TASK GOAL = Using the data below, tally the lines that include the string "text". Only the number is wanted.

Stored items from a collection
· · · · · · ·

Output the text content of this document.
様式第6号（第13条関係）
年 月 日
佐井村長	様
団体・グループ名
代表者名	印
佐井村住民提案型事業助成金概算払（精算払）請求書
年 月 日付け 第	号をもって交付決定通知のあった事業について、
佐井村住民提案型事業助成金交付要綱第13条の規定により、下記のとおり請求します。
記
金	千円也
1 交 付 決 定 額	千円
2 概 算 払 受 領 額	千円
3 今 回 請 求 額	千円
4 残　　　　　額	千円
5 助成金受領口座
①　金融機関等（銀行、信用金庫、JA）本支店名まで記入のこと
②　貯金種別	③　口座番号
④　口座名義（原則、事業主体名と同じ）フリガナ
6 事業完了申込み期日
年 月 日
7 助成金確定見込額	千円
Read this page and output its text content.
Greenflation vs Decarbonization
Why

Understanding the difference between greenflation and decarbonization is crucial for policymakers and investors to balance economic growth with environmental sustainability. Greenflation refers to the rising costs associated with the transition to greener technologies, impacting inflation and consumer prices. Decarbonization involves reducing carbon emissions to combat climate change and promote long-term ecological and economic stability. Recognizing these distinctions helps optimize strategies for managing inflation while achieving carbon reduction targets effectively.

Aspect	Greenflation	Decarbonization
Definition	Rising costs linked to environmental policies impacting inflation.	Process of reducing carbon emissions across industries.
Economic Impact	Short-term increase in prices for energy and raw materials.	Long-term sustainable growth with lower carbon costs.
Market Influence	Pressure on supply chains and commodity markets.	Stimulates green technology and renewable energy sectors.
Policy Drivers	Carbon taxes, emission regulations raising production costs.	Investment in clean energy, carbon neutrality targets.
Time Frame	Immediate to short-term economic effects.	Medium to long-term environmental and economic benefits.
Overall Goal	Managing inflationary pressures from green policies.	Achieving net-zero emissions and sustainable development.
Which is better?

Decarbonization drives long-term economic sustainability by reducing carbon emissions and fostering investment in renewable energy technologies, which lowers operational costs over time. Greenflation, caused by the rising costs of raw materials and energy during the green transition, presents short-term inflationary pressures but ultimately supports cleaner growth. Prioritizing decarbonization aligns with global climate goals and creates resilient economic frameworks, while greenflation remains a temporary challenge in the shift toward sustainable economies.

· · · · · · ·

SOLUTION TO THIS EXERCISE = 2